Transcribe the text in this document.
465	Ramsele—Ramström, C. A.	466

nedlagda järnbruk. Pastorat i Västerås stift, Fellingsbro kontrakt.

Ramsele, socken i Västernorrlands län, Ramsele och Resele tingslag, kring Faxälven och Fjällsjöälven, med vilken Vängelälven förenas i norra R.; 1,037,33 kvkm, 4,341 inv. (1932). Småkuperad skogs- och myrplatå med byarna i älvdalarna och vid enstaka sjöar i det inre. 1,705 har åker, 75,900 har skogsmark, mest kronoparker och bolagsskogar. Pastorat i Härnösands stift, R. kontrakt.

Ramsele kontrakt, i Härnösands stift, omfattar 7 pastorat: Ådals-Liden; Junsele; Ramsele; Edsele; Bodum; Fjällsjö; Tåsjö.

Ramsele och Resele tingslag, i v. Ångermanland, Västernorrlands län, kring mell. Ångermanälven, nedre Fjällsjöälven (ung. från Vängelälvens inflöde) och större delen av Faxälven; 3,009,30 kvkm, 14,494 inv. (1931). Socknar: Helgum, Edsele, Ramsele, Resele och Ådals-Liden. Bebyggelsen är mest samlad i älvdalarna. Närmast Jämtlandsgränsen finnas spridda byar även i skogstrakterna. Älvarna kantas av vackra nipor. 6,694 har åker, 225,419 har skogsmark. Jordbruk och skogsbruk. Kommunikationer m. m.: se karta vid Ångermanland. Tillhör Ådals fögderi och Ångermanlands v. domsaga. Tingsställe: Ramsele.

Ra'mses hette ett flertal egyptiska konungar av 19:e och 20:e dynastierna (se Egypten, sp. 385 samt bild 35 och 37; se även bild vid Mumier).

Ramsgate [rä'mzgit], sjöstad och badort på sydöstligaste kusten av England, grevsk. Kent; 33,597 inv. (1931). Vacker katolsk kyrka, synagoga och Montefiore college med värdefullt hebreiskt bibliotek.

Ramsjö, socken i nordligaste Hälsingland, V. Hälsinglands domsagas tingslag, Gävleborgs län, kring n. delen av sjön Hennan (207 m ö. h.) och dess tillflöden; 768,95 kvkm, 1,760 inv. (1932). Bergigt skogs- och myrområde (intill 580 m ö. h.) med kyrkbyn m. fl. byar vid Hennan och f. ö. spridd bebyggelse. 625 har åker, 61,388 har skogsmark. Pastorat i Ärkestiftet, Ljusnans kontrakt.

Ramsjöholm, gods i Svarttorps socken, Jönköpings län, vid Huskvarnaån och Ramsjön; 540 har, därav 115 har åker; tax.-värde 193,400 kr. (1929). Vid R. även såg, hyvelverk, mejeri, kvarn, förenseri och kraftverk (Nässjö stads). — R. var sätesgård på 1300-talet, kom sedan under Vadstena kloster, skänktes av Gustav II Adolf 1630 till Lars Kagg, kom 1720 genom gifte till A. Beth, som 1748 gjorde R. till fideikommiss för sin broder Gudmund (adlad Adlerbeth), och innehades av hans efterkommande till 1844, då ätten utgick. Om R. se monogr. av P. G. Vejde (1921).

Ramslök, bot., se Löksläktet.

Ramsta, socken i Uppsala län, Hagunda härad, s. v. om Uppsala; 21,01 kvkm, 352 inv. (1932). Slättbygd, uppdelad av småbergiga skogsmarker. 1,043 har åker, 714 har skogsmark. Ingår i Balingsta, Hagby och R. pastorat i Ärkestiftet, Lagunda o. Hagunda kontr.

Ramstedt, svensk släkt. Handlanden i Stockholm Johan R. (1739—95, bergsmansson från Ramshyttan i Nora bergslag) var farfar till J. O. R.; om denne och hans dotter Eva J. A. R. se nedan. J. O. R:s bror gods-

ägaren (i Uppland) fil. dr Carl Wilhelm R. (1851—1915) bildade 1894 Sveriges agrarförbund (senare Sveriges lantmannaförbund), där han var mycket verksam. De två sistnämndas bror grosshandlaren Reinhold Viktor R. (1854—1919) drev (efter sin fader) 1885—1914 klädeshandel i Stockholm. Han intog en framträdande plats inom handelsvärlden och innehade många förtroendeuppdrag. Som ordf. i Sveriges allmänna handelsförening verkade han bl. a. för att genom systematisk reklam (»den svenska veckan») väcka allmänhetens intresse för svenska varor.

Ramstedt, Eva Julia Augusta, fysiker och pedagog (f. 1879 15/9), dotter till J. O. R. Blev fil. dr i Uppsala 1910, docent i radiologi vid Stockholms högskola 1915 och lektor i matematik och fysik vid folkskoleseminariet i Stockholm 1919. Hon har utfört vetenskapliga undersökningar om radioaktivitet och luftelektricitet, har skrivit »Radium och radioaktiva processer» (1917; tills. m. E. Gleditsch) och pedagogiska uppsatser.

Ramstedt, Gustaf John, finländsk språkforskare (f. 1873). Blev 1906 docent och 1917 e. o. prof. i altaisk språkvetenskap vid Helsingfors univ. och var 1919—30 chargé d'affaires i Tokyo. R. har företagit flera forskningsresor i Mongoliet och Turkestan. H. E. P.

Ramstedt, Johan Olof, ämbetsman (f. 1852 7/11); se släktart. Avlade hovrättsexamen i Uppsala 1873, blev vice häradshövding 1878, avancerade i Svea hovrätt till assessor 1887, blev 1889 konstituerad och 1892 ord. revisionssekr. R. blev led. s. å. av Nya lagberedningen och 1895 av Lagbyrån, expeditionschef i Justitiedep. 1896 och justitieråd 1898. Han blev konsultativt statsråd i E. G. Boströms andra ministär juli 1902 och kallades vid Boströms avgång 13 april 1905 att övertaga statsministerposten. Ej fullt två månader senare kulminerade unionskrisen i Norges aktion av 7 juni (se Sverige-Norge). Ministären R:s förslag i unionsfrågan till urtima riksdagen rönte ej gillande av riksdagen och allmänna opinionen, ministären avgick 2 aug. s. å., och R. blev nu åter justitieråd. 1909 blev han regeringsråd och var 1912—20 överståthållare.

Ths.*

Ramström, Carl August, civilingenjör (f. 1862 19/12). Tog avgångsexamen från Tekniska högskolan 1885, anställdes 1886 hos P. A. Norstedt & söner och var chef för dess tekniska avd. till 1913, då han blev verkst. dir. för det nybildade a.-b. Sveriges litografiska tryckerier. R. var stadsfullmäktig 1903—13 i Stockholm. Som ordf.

What is needed: Copy the records above. Leave out nothing.

Response:
Transcribe the text in this document.
465	Ramsele—Ramström, C. A.	466

nedlagda järnbruk. Pastorat i Västerås stift, Fellingsbro kontrakt.

Ramsele, socken i Västernorrlands län, Ramsele och Resele tingslag, kring Faxälven och Fjällsjöälven, med vilken Vängelälven förenas i norra R.; 1,037,33 kvkm, 4,341 inv. (1932). Småkuperad skogs- och myrplatå med byarna i älvdalarna och vid enstaka sjöar i det inre. 1,705 har åker, 75,900 har skogsmark, mest kronoparker och bolagsskogar. Pastorat i Härnösands stift, R. kontrakt.

Ramsele kontrakt, i Härnösands stift, omfattar 7 pastorat: Ådals-Liden; Junsele; Ramsele; Edsele; Bodum; Fjällsjö; Tåsjö.

Ramsele och Resele tingslag, i v. Ångermanland, Västernorrlands län, kring mell. Ångermanälven, nedre Fjällsjöälven (ung. från Vängelälvens inflöde) och större delen av Faxälven; 3,009,30 kvkm, 14,494 inv. (1931). Socknar: Helgum, Edsele, Ramsele, Resele och Ådals-Liden. Bebyggelsen är mest samlad i älvdalarna. Närmast Jämtlandsgränsen finnas spridda byar även i skogstrakterna. Älvarna kantas av vackra nipor. 6,694 har åker, 225,419 har skogsmark. Jordbruk och skogsbruk. Kommunikationer m. m.: se karta vid Ångermanland. Tillhör Ådals fögderi och Ångermanlands v. domsaga. Tingsställe: Ramsele.

Ra'mses hette ett flertal egyptiska konungar av 19:e och 20:e dynastierna (se Egypten, sp. 385 samt bild 35 och 37; se även bild vid Mumier).

Ramsgate [rä'mzgit], sjöstad och badort på sydöstligaste kusten av England, grevsk. Kent; 33,597 inv. (1931). Vacker katolsk kyrka, synagoga och Montefiore college med värdefullt hebreiskt bibliotek.

Ramsjö, socken i nordligaste Hälsingland, V. Hälsinglands domsagas tingslag, Gävleborgs län, kring n. delen av sjön Hennan (207 m ö. h.) och dess tillflöden; 768,95 kvkm, 1,760 inv. (1932). Bergigt skogs- och myrområde (intill 580 m ö. h.) med kyrkbyn m. fl. byar vid Hennan och f. ö. spridd bebyggelse. 625 har åker, 61,388 har skogsmark. Pastorat i Ärkestiftet, Ljusnans kontrakt.

Ramsjöholm, gods i Svarttorps socken, Jönköpings län, vid Huskvarnaån och Ramsjön; 540 har, därav 115 har åker; tax.-värde 193,400 kr. (1929). Vid R. även såg, hyvelverk, mejeri, kvarn, förenseri och kraftverk (Nässjö stads). — R. var sätesgård på 1300-talet, kom sedan under Vadstena kloster, skänktes av Gustav II Adolf 1630 till Lars Kagg, kom 1720 genom gifte till A. Beth, som 1748 gjorde R. till fideikommiss för sin broder Gudmund (adlad Adlerbeth), och innehades av hans efterkommande till 1844, då ätten utgick. Om R. se monogr. av P. G. Vejde (1921).

Ramslök, bot., se Löksläktet.

Ramsta, socken i Uppsala län, Hagunda härad, s. v. om Uppsala; 21,01 kvkm, 352 inv. (1932). Slättbygd, uppdelad av småbergiga skogsmarker. 1,043 har åker, 714 har skogsmark. Ingår i Balingsta, Hagby och R. pastorat i Ärkestiftet, Lagunda o. Hagunda kontr.

Ramstedt, svensk släkt. Handlanden i Stockholm Johan R. (1739—95, bergsmansson från Ramshyttan i Nora bergslag) var farfar till J. O. R.; om denne och hans dotter Eva J. A. R. se nedan. J. O. R:s bror gods-

ägaren (i Uppland) fil. dr Carl Wilhelm R. (1851—1915) bildade 1894 Sveriges agrarförbund (senare Sveriges lantmannaförbund), där han var mycket verksam. De två sistnämndas bror grosshandlaren Reinhold Viktor R. (1854—1919) drev (efter sin fader) 1885—1914 klädeshandel i Stockholm. Han intog en framträdande plats inom handelsvärlden och innehade många förtroendeuppdrag. Som ordf. i Sveriges allmänna handelsförening verkade han bl. a. för att genom systematisk reklam (»den svenska veckan») väcka allmänhetens intresse för svenska varor.

Ramstedt, Eva Julia Augusta, fysiker och pedagog (f. 1879 15/9), dotter till J. O. R. Blev fil. dr i Uppsala 1910, docent i radiologi vid Stockholms högskola 1915 och lektor i matematik och fysik vid folkskoleseminariet i Stockholm 1919. Hon har utfört vetenskapliga undersökningar om radioaktivitet och luftelektricitet, har skrivit »Radium och radioaktiva processer» (1917; tills. m. E. Gleditsch) och pedagogiska uppsatser.

Ramstedt, Gustaf John, finländsk språkforskare (f. 1873). Blev 1906 docent och 1917 e. o. prof. i altaisk språkvetenskap vid Helsingfors univ. och var 1919—30 chargé d'affaires i Tokyo. R. har företagit flera forskningsresor i Mongoliet och Turkestan. H. E. P.

Ramstedt, Johan Olof, ämbetsman (f. 1852 7/11); se släktart. Avlade hovrättsexamen i Uppsala 1873, blev vice häradshövding 1878, avancerade i Svea hovrätt till assessor 1887, blev 1889 konstituerad och 1892 ord. revisionssekr. R. blev led. s. å. av Nya lagberedningen och 1895 av Lagbyrån, expeditionschef i Justitiedep. 1896 och justitieråd 1898. Han blev konsultativt statsråd i E. G. Boströms andra ministär juli 1902 och kallades vid Boströms avgång 13 april 1905 att övertaga statsministerposten. Ej fullt två månader senare kulminerade unionskrisen i Norges aktion av 7 juni (se Sverige-Norge). Ministären R:s förslag i unionsfrågan till urtima riksdagen rönte ej gillande av riksdagen och allmänna opinionen, ministären avgick 2 aug. s. å., och R. blev nu åter justitieråd. 1909 blev han regeringsråd och var 1912—20 överståthållare.

Ths.*

Ramström, Carl August, civilingenjör (f. 1862 19/12). Tog avgångsexamen från Tekniska högskolan 1885, anställdes 1886 hos P. A. Norstedt & söner och var chef för dess tekniska avd. till 1913, då han blev verkst. dir. för det nybildade a.-b. Sveriges litografiska tryckerier. R. var stadsfullmäktig 1903—13 i Stockholm. Som ordf.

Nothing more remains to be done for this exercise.